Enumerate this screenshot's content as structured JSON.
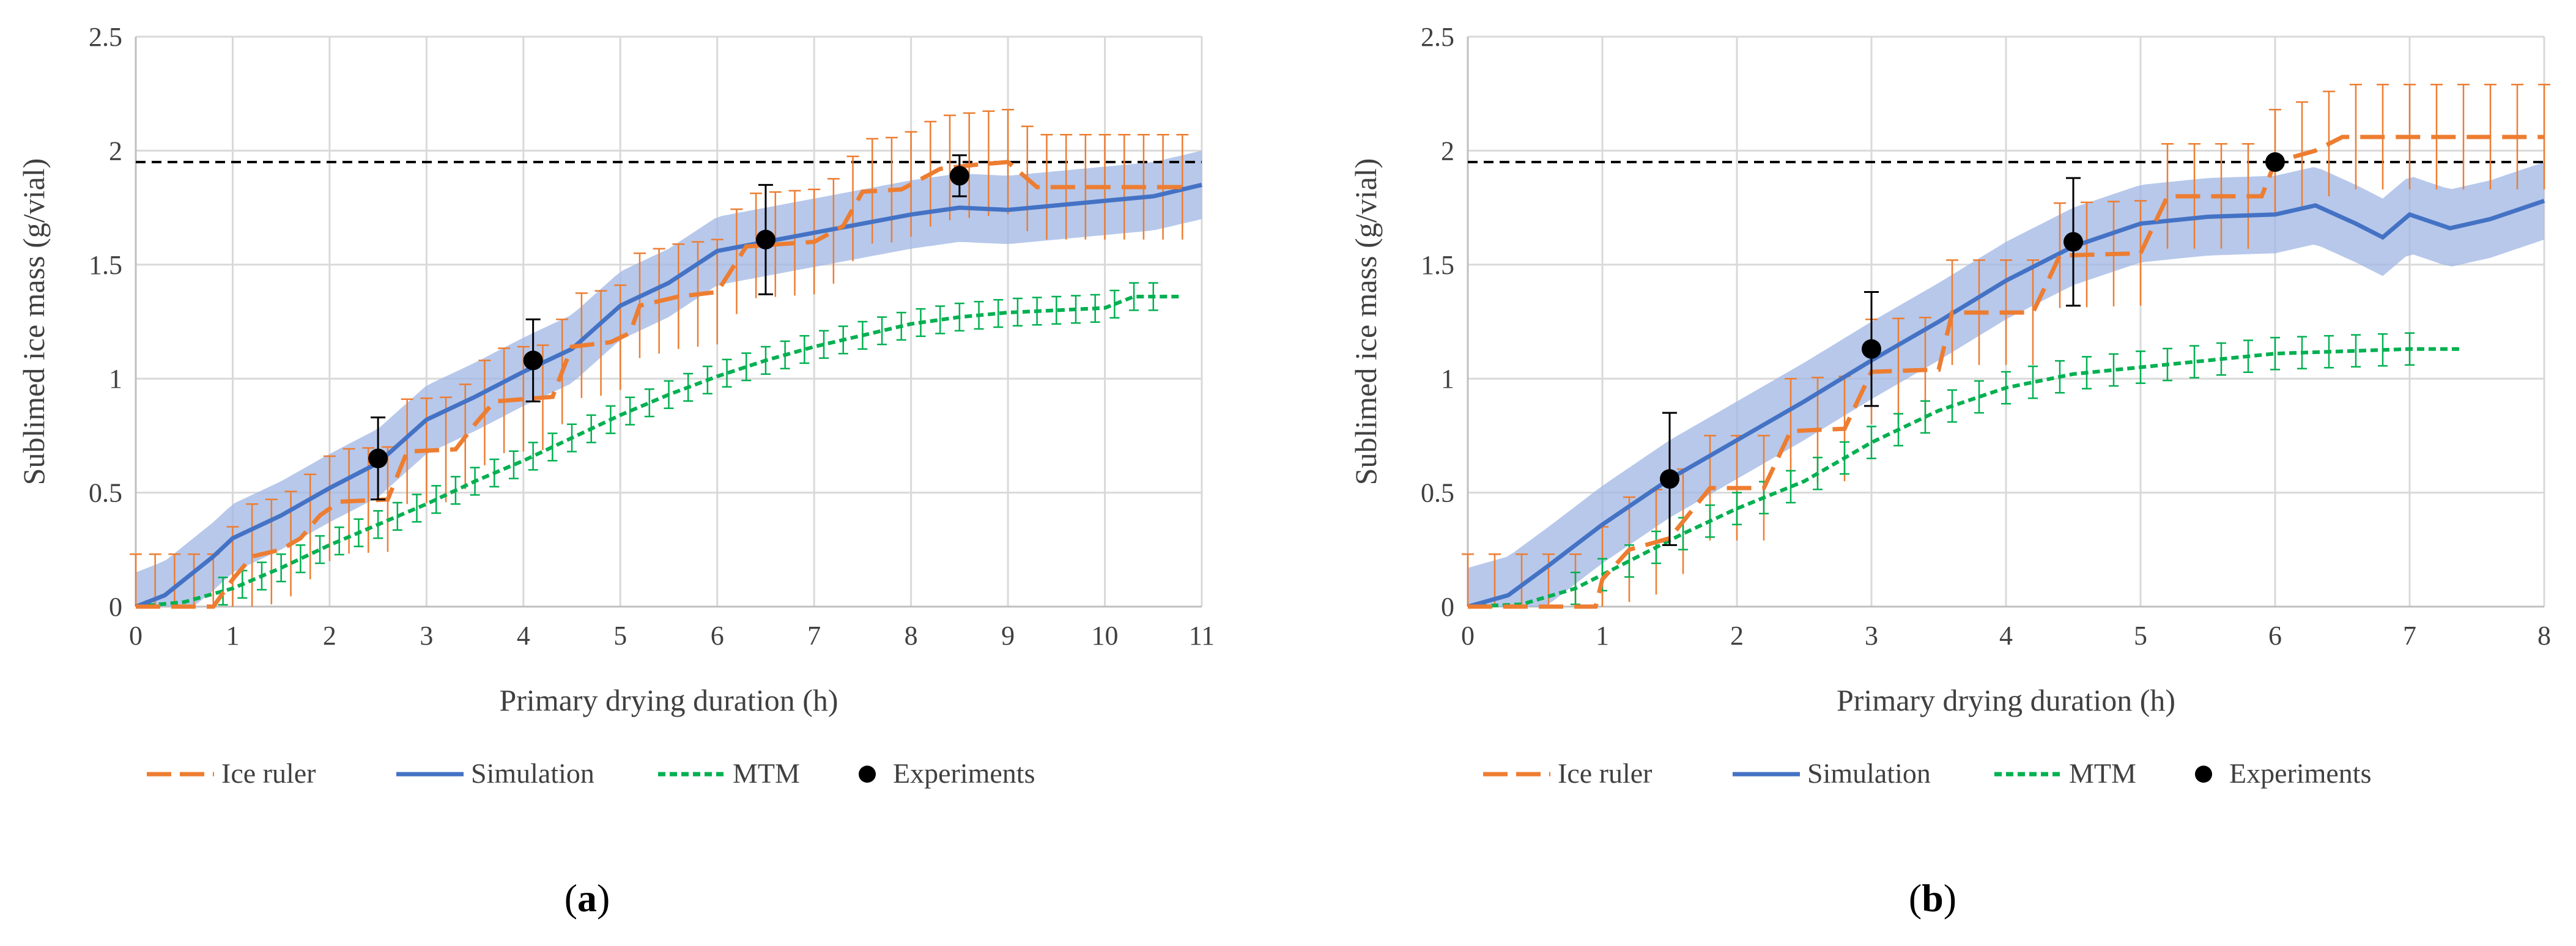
{
  "chart_data": [
    {
      "type": "line",
      "panel": "a",
      "panel_label": {
        "open": "(",
        "letter": "a",
        "close": ")"
      },
      "xlabel": "Primary drying duration (h)",
      "ylabel": "Sublimed ice mass (g/vial)",
      "xlim": [
        0,
        11
      ],
      "ylim": [
        0,
        2.5
      ],
      "x_ticks": [
        "0",
        "1",
        "2",
        "3",
        "4",
        "5",
        "6",
        "7",
        "8",
        "9",
        "10",
        "11"
      ],
      "y_ticks": [
        "0",
        "0.5",
        "1",
        "1.5",
        "2",
        "2.5"
      ],
      "grid": true,
      "reference_line": {
        "y": 1.95,
        "style": "dashed",
        "color": "#000000"
      },
      "legend": [
        {
          "name": "Ice ruler",
          "color": "#ED7D31",
          "style": "long-dash"
        },
        {
          "name": "Simulation",
          "color": "#4472C4",
          "style": "solid"
        },
        {
          "name": "MTM",
          "color": "#00B050",
          "style": "short-dash"
        },
        {
          "name": "Experiments",
          "color": "#000000",
          "style": "marker"
        }
      ],
      "series": [
        {
          "name": "Ice ruler",
          "color": "#ED7D31",
          "error": 0.23,
          "points": [
            [
              0,
              0
            ],
            [
              0.8,
              0
            ],
            [
              1.0,
              0.12
            ],
            [
              1.2,
              0.22
            ],
            [
              1.5,
              0.25
            ],
            [
              1.7,
              0.3
            ],
            [
              1.9,
              0.4
            ],
            [
              2.1,
              0.46
            ],
            [
              2.6,
              0.47
            ],
            [
              2.8,
              0.68
            ],
            [
              3.3,
              0.69
            ],
            [
              3.5,
              0.8
            ],
            [
              3.7,
              0.9
            ],
            [
              4.3,
              0.92
            ],
            [
              4.5,
              1.14
            ],
            [
              4.9,
              1.16
            ],
            [
              5.1,
              1.2
            ],
            [
              5.2,
              1.32
            ],
            [
              5.6,
              1.36
            ],
            [
              6.0,
              1.38
            ],
            [
              6.3,
              1.58
            ],
            [
              7.0,
              1.6
            ],
            [
              7.3,
              1.67
            ],
            [
              7.5,
              1.82
            ],
            [
              7.9,
              1.83
            ],
            [
              8.3,
              1.92
            ],
            [
              8.7,
              1.94
            ],
            [
              9.0,
              1.95
            ],
            [
              9.3,
              1.84
            ],
            [
              10.9,
              1.84
            ]
          ]
        },
        {
          "name": "Simulation",
          "color": "#4472C4",
          "band": 0.15,
          "points": [
            [
              0,
              0
            ],
            [
              0.3,
              0.05
            ],
            [
              0.8,
              0.22
            ],
            [
              1.0,
              0.3
            ],
            [
              1.5,
              0.4
            ],
            [
              2.0,
              0.52
            ],
            [
              2.5,
              0.63
            ],
            [
              3.0,
              0.82
            ],
            [
              3.5,
              0.92
            ],
            [
              4.0,
              1.03
            ],
            [
              4.5,
              1.13
            ],
            [
              5.0,
              1.32
            ],
            [
              5.5,
              1.42
            ],
            [
              6.0,
              1.56
            ],
            [
              6.5,
              1.6
            ],
            [
              7.0,
              1.64
            ],
            [
              7.5,
              1.68
            ],
            [
              8.0,
              1.72
            ],
            [
              8.5,
              1.75
            ],
            [
              9.0,
              1.74
            ],
            [
              9.5,
              1.76
            ],
            [
              10.0,
              1.78
            ],
            [
              10.5,
              1.8
            ],
            [
              11.0,
              1.85
            ]
          ]
        },
        {
          "name": "MTM",
          "color": "#00B050",
          "error": 0.06,
          "points": [
            [
              0,
              0
            ],
            [
              0.5,
              0.02
            ],
            [
              1.0,
              0.08
            ],
            [
              1.5,
              0.17
            ],
            [
              2.0,
              0.27
            ],
            [
              2.5,
              0.36
            ],
            [
              3.0,
              0.45
            ],
            [
              3.5,
              0.55
            ],
            [
              4.0,
              0.64
            ],
            [
              4.5,
              0.74
            ],
            [
              5.0,
              0.84
            ],
            [
              5.5,
              0.93
            ],
            [
              6.0,
              1.01
            ],
            [
              6.5,
              1.08
            ],
            [
              7.0,
              1.14
            ],
            [
              7.5,
              1.19
            ],
            [
              8.0,
              1.24
            ],
            [
              8.5,
              1.27
            ],
            [
              9.0,
              1.29
            ],
            [
              9.5,
              1.3
            ],
            [
              10.0,
              1.31
            ],
            [
              10.3,
              1.36
            ],
            [
              10.8,
              1.36
            ]
          ]
        },
        {
          "name": "Experiments",
          "color": "#000000",
          "marker": true,
          "points": [
            [
              2.5,
              0.65,
              0.18
            ],
            [
              4.1,
              1.08,
              0.18
            ],
            [
              6.5,
              1.61,
              0.24
            ],
            [
              8.5,
              1.89,
              0.09
            ]
          ]
        }
      ]
    },
    {
      "type": "line",
      "panel": "b",
      "panel_label": {
        "open": "(",
        "letter": "b",
        "close": ")"
      },
      "xlabel": "Primary drying duration (h)",
      "ylabel": "Sublimed ice mass (g/vial)",
      "xlim": [
        0,
        8
      ],
      "ylim": [
        0,
        2.5
      ],
      "x_ticks": [
        "0",
        "1",
        "2",
        "3",
        "4",
        "5",
        "6",
        "7",
        "8"
      ],
      "y_ticks": [
        "0",
        "0.5",
        "1",
        "1.5",
        "2",
        "2.5"
      ],
      "grid": true,
      "reference_line": {
        "y": 1.95,
        "style": "dashed",
        "color": "#000000"
      },
      "legend": [
        {
          "name": "Ice ruler",
          "color": "#ED7D31",
          "style": "long-dash"
        },
        {
          "name": "Simulation",
          "color": "#4472C4",
          "style": "solid"
        },
        {
          "name": "MTM",
          "color": "#00B050",
          "style": "short-dash"
        },
        {
          "name": "Experiments",
          "color": "#000000",
          "style": "marker"
        }
      ],
      "series": [
        {
          "name": "Ice ruler",
          "color": "#ED7D31",
          "error": 0.23,
          "points": [
            [
              0,
              0
            ],
            [
              0.7,
              0
            ],
            [
              0.95,
              0
            ],
            [
              1.0,
              0.12
            ],
            [
              1.2,
              0.25
            ],
            [
              1.5,
              0.3
            ],
            [
              1.8,
              0.52
            ],
            [
              2.2,
              0.52
            ],
            [
              2.4,
              0.77
            ],
            [
              2.8,
              0.78
            ],
            [
              3.0,
              1.03
            ],
            [
              3.5,
              1.04
            ],
            [
              3.6,
              1.29
            ],
            [
              4.2,
              1.29
            ],
            [
              4.4,
              1.54
            ],
            [
              5.0,
              1.55
            ],
            [
              5.2,
              1.8
            ],
            [
              5.9,
              1.8
            ],
            [
              6.0,
              1.95
            ],
            [
              6.3,
              2.0
            ],
            [
              6.5,
              2.06
            ],
            [
              8.0,
              2.06
            ]
          ]
        },
        {
          "name": "Simulation",
          "color": "#4472C4",
          "band": 0.17,
          "points": [
            [
              0,
              0
            ],
            [
              0.3,
              0.05
            ],
            [
              0.6,
              0.18
            ],
            [
              1.0,
              0.36
            ],
            [
              1.5,
              0.56
            ],
            [
              2.0,
              0.73
            ],
            [
              2.5,
              0.9
            ],
            [
              3.0,
              1.08
            ],
            [
              3.5,
              1.25
            ],
            [
              4.0,
              1.43
            ],
            [
              4.5,
              1.58
            ],
            [
              5.0,
              1.68
            ],
            [
              5.5,
              1.71
            ],
            [
              6.0,
              1.72
            ],
            [
              6.3,
              1.76
            ],
            [
              6.6,
              1.68
            ],
            [
              6.8,
              1.62
            ],
            [
              7.0,
              1.72
            ],
            [
              7.3,
              1.66
            ],
            [
              7.6,
              1.7
            ],
            [
              8.0,
              1.78
            ]
          ]
        },
        {
          "name": "MTM",
          "color": "#00B050",
          "error": 0.07,
          "points": [
            [
              0,
              0
            ],
            [
              0.4,
              0.01
            ],
            [
              0.8,
              0.08
            ],
            [
              1.2,
              0.2
            ],
            [
              1.6,
              0.32
            ],
            [
              2.0,
              0.43
            ],
            [
              2.5,
              0.55
            ],
            [
              3.0,
              0.72
            ],
            [
              3.5,
              0.86
            ],
            [
              4.0,
              0.96
            ],
            [
              4.5,
              1.02
            ],
            [
              5.0,
              1.05
            ],
            [
              5.5,
              1.08
            ],
            [
              6.0,
              1.11
            ],
            [
              6.5,
              1.12
            ],
            [
              7.0,
              1.13
            ],
            [
              7.4,
              1.13
            ]
          ]
        },
        {
          "name": "Experiments",
          "color": "#000000",
          "marker": true,
          "points": [
            [
              1.5,
              0.56,
              0.29
            ],
            [
              3.0,
              1.13,
              0.25
            ],
            [
              4.5,
              1.6,
              0.28
            ],
            [
              6.0,
              1.95,
              0
            ]
          ]
        }
      ]
    }
  ]
}
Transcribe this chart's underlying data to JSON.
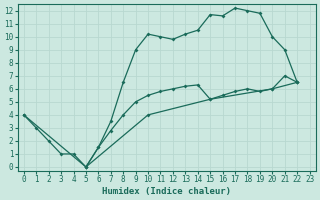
{
  "xlabel": "Humidex (Indice chaleur)",
  "bg_color": "#cce8e0",
  "grid_color": "#b8d8d0",
  "line_color": "#1a6b5a",
  "xlim": [
    -0.5,
    23.5
  ],
  "ylim": [
    -0.3,
    12.5
  ],
  "xticks": [
    0,
    1,
    2,
    3,
    4,
    5,
    6,
    7,
    8,
    9,
    10,
    11,
    12,
    13,
    14,
    15,
    16,
    17,
    18,
    19,
    20,
    21,
    22,
    23
  ],
  "yticks": [
    0,
    1,
    2,
    3,
    4,
    5,
    6,
    7,
    8,
    9,
    10,
    11,
    12
  ],
  "line1": [
    [
      0,
      4
    ],
    [
      1,
      3
    ],
    [
      2,
      2
    ],
    [
      3,
      1
    ],
    [
      4,
      1
    ],
    [
      5,
      0
    ],
    [
      6,
      1.5
    ],
    [
      7,
      3.5
    ],
    [
      8,
      6.5
    ],
    [
      9,
      9
    ],
    [
      10,
      10.2
    ],
    [
      11,
      10
    ],
    [
      12,
      9.8
    ],
    [
      13,
      10.2
    ],
    [
      14,
      10.5
    ],
    [
      15,
      11.7
    ],
    [
      16,
      11.6
    ],
    [
      17,
      12.2
    ],
    [
      18,
      12.0
    ],
    [
      19,
      11.8
    ],
    [
      20,
      10
    ],
    [
      21,
      9
    ],
    [
      22,
      6.5
    ]
  ],
  "line2": [
    [
      0,
      4
    ],
    [
      5,
      0
    ],
    [
      10,
      4
    ],
    [
      15,
      5.2
    ],
    [
      20,
      6.0
    ],
    [
      22,
      6.5
    ]
  ],
  "line3": [
    [
      5,
      0
    ],
    [
      6,
      1.5
    ],
    [
      7,
      2.8
    ],
    [
      8,
      4.0
    ],
    [
      9,
      5.0
    ],
    [
      10,
      5.5
    ],
    [
      11,
      5.8
    ],
    [
      12,
      6.0
    ],
    [
      13,
      6.2
    ],
    [
      14,
      6.3
    ],
    [
      15,
      5.2
    ],
    [
      16,
      5.5
    ],
    [
      17,
      5.8
    ],
    [
      18,
      6.0
    ],
    [
      19,
      5.8
    ],
    [
      20,
      6.0
    ],
    [
      21,
      7.0
    ],
    [
      22,
      6.5
    ]
  ]
}
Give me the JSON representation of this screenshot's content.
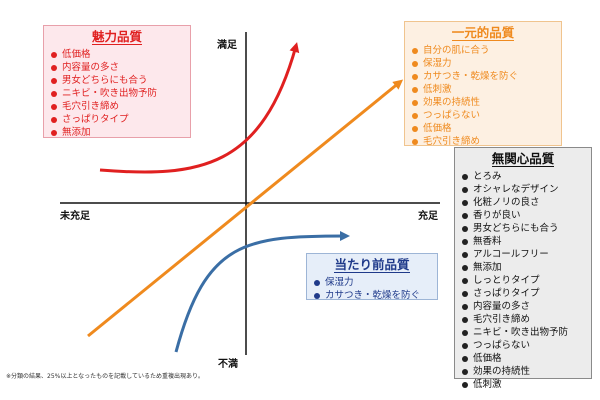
{
  "axis_labels": {
    "top": "満足",
    "bottom": "不満",
    "left": "未充足",
    "right": "充足"
  },
  "boxes": {
    "miryoku": {
      "title": "魅力品質",
      "items": [
        "低価格",
        "内容量の多さ",
        "男女どちらにも合う",
        "ニキビ・吹き出物予防",
        "毛穴引き締め",
        "さっぱりタイプ",
        "無添加"
      ]
    },
    "ichigen": {
      "title": "一元的品質",
      "items": [
        "自分の肌に合う",
        "保湿力",
        "カサつき・乾燥を防ぐ",
        "低刺激",
        "効果の持続性",
        "つっぱらない",
        "低価格",
        "毛穴引き締め"
      ]
    },
    "mukanshin": {
      "title": "無関心品質",
      "items": [
        "とろみ",
        "オシャレなデザイン",
        "化粧ノリの良さ",
        "香りが良い",
        "男女どちらにも合う",
        "無香料",
        "アルコールフリー",
        "無添加",
        "しっとりタイプ",
        "さっぱりタイプ",
        "内容量の多さ",
        "毛穴引き締め",
        "ニキビ・吹き出物予防",
        "つっぱらない",
        "低価格",
        "効果の持続性",
        "低刺激"
      ]
    },
    "atarimae": {
      "title": "当たり前品質",
      "items": [
        "保湿力",
        "カサつき・乾燥を防ぐ"
      ]
    }
  },
  "footnote": "※分類の結果、25%以上となったものを記載しているため重複出現あり。",
  "colors": {
    "miryoku": "#e02020",
    "ichigen": "#ef8a1e",
    "atarimae": "#3a6ea5",
    "axis": "#111111"
  }
}
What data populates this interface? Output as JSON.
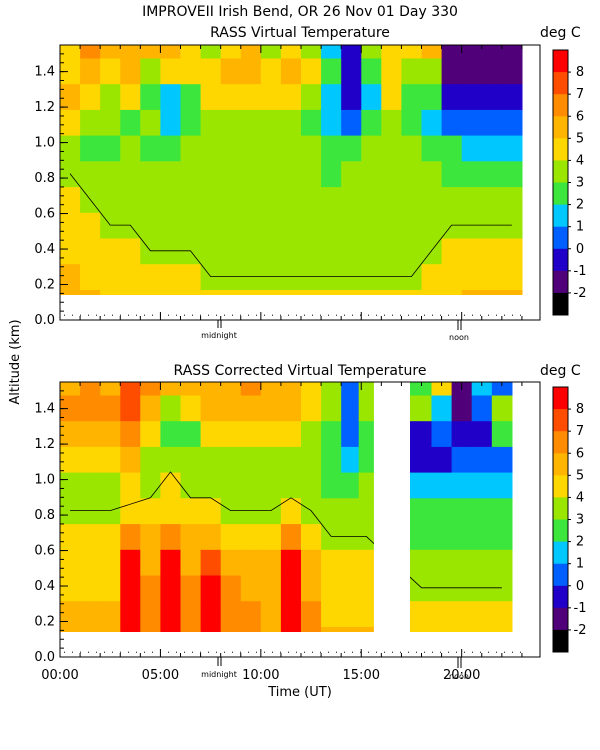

········

# What is expected
Quote, please, only the lines running from the one with "Give me the" down to the final line of the data above, keeping both ends and skipping the pictures.

# Full response
Give me the JSON representation of this screenshot's content.
{
  "axis_labels": {
    "top": "満足",
    "bottom": "不満",
    "left": "未充足",
    "right": "充足"
  },
  "boxes": {
    "miryoku": {
      "title": "魅力品質",
      "items": [
        "低価格",
        "内容量の多さ",
        "男女どちらにも合う",
        "ニキビ・吹き出物予防",
        "毛穴引き締め",
        "さっぱりタイプ",
        "無添加"
      ]
    },
    "ichigen": {
      "title": "一元的品質",
      "items": [
        "自分の肌に合う",
        "保湿力",
        "カサつき・乾燥を防ぐ",
        "低刺激",
        "効果の持続性",
        "つっぱらない",
        "低価格",
        "毛穴引き締め"
      ]
    },
    "mukanshin": {
      "title": "無関心品質",
      "items": [
        "とろみ",
        "オシャレなデザイン",
        "化粧ノリの良さ",
        "香りが良い",
        "男女どちらにも合う",
        "無香料",
        "アルコールフリー",
        "無添加",
        "しっとりタイプ",
        "さっぱりタイプ",
        "内容量の多さ",
        "毛穴引き締め",
        "ニキビ・吹き出物予防",
        "つっぱらない",
        "低価格",
        "効果の持続性",
        "低刺激"
      ]
    },
    "atarimae": {
      "title": "当たり前品質",
      "items": [
        "保湿力",
        "カサつき・乾燥を防ぐ"
      ]
    }
  },
  "footnote": "※分類の結果、25%以上となったものを記載しているため重複出現あり。",
  "colors": {
    "miryoku": "#e02020",
    "ichigen": "#ef8a1e",
    "atarimae": "#3a6ea5",
    "axis": "#111111"
  }
}
What data populates this interface? Output as JSON.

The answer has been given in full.